(WHAT YOU HAVE TO DO)
Print the whole listing exactly.

— start of GIVEN DATA —

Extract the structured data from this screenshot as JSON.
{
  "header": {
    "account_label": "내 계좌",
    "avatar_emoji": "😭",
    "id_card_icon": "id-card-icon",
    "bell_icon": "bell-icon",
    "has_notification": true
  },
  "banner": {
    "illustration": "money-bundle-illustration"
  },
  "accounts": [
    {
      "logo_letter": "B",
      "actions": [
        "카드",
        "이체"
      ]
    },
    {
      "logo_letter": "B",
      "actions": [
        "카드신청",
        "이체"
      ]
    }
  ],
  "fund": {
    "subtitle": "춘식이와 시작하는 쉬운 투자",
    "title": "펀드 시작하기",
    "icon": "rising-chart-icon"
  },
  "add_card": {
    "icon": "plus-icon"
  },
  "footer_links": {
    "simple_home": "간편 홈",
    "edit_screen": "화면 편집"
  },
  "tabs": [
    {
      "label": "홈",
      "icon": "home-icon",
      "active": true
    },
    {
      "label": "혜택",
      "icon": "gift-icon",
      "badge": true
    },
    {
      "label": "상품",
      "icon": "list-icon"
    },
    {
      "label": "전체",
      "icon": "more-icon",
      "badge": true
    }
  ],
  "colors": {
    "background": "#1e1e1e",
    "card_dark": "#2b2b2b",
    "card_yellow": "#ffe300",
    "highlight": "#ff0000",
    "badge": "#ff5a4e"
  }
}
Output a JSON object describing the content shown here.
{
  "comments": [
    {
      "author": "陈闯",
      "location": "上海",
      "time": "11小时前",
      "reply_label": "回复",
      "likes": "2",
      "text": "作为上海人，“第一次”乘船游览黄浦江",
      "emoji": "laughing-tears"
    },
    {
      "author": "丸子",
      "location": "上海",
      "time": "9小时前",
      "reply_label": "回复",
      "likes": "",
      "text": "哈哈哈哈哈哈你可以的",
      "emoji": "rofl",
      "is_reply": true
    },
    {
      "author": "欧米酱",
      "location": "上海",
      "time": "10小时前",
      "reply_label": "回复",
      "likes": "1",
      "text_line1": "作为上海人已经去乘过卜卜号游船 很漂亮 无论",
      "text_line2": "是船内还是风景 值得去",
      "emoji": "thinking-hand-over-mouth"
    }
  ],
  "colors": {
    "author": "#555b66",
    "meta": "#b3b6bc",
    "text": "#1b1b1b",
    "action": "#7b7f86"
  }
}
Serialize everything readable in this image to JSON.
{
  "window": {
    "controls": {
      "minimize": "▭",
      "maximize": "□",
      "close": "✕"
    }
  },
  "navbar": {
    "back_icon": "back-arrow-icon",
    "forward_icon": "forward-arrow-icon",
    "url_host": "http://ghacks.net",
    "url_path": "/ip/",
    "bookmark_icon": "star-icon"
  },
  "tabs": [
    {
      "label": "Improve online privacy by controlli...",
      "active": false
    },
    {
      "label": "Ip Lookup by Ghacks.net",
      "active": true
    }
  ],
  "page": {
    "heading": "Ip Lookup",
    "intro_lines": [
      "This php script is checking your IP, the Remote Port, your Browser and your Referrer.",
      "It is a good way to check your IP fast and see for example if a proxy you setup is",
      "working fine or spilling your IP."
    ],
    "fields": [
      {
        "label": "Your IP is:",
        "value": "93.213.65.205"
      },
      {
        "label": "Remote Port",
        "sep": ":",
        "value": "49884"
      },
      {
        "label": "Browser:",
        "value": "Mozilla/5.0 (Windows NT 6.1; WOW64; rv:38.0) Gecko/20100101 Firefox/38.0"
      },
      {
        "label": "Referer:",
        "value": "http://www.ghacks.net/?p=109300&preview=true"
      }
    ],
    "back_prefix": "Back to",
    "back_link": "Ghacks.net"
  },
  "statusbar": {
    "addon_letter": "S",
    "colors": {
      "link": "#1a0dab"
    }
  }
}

— end of GIVEN DATA —

(EXERCISE ANSWER)
Extract the structured data from this screenshot as JSON.
{
  "header": {
    "account_label": "내 계좌",
    "avatar_emoji": "😭",
    "id_card_icon": "id-card-icon",
    "bell_icon": "bell-icon",
    "has_notification": true
  },
  "banner": {
    "illustration": "money-bundle-illustration"
  },
  "accounts": [
    {
      "logo_letter": "B",
      "actions": [
        "카드",
        "이체"
      ]
    },
    {
      "logo_letter": "B",
      "actions": [
        "카드신청",
        "이체"
      ]
    }
  ],
  "fund": {
    "subtitle": "춘식이와 시작하는 쉬운 투자",
    "title": "펀드 시작하기",
    "icon": "rising-chart-icon"
  },
  "add_card": {
    "icon": "plus-icon"
  },
  "footer_links": {
    "simple_home": "간편 홈",
    "edit_screen": "화면 편집"
  },
  "tabs": [
    {
      "label": "홈",
      "icon": "home-icon",
      "active": true
    },
    {
      "label": "혜택",
      "icon": "gift-icon",
      "badge": true
    },
    {
      "label": "상품",
      "icon": "list-icon"
    },
    {
      "label": "전체",
      "icon": "more-icon",
      "badge": true
    }
  ],
  "colors": {
    "background": "#1e1e1e",
    "card_dark": "#2b2b2b",
    "card_yellow": "#ffe300",
    "highlight": "#ff0000",
    "badge": "#ff5a4e"
  }
}
Output a JSON object describing the content shown here.
{
  "comments": [
    {
      "author": "陈闯",
      "location": "上海",
      "time": "11小时前",
      "reply_label": "回复",
      "likes": "2",
      "text": "作为上海人，“第一次”乘船游览黄浦江",
      "emoji": "laughing-tears"
    },
    {
      "author": "丸子",
      "location": "上海",
      "time": "9小时前",
      "reply_label": "回复",
      "likes": "",
      "text": "哈哈哈哈哈哈你可以的",
      "emoji": "rofl",
      "is_reply": true
    },
    {
      "author": "欧米酱",
      "location": "上海",
      "time": "10小时前",
      "reply_label": "回复",
      "likes": "1",
      "text_line1": "作为上海人已经去乘过卜卜号游船 很漂亮 无论",
      "text_line2": "是船内还是风景 值得去",
      "emoji": "thinking-hand-over-mouth"
    }
  ],
  "colors": {
    "author": "#555b66",
    "meta": "#b3b6bc",
    "text": "#1b1b1b",
    "action": "#7b7f86"
  }
}
Serialize everything readable in this image to JSON.
{
  "window": {
    "controls": {
      "minimize": "▭",
      "maximize": "□",
      "close": "✕"
    }
  },
  "navbar": {
    "back_icon": "back-arrow-icon",
    "forward_icon": "forward-arrow-icon",
    "url_host": "http://ghacks.net",
    "url_path": "/ip/",
    "bookmark_icon": "star-icon"
  },
  "tabs": [
    {
      "label": "Improve online privacy by controlli...",
      "active": false
    },
    {
      "label": "Ip Lookup by Ghacks.net",
      "active": true
    }
  ],
  "page": {
    "heading": "Ip Lookup",
    "intro_lines": [
      "This php script is checking your IP, the Remote Port, your Browser and your Referrer.",
      "It is a good way to check your IP fast and see for example if a proxy you setup is",
      "working fine or spilling your IP."
    ],
    "fields": [
      {
        "label": "Your IP is:",
        "value": "93.213.65.205"
      },
      {
        "label": "Remote Port",
        "sep": ":",
        "value": "49884"
      },
      {
        "label": "Browser:",
        "value": "Mozilla/5.0 (Windows NT 6.1; WOW64; rv:38.0) Gecko/20100101 Firefox/38.0"
      },
      {
        "label": "Referer:",
        "value": "http://www.ghacks.net/?p=109300&preview=true"
      }
    ],
    "back_prefix": "Back to",
    "back_link": "Ghacks.net"
  },
  "statusbar": {
    "addon_letter": "S",
    "colors": {
      "link": "#1a0dab"
    }
  }
}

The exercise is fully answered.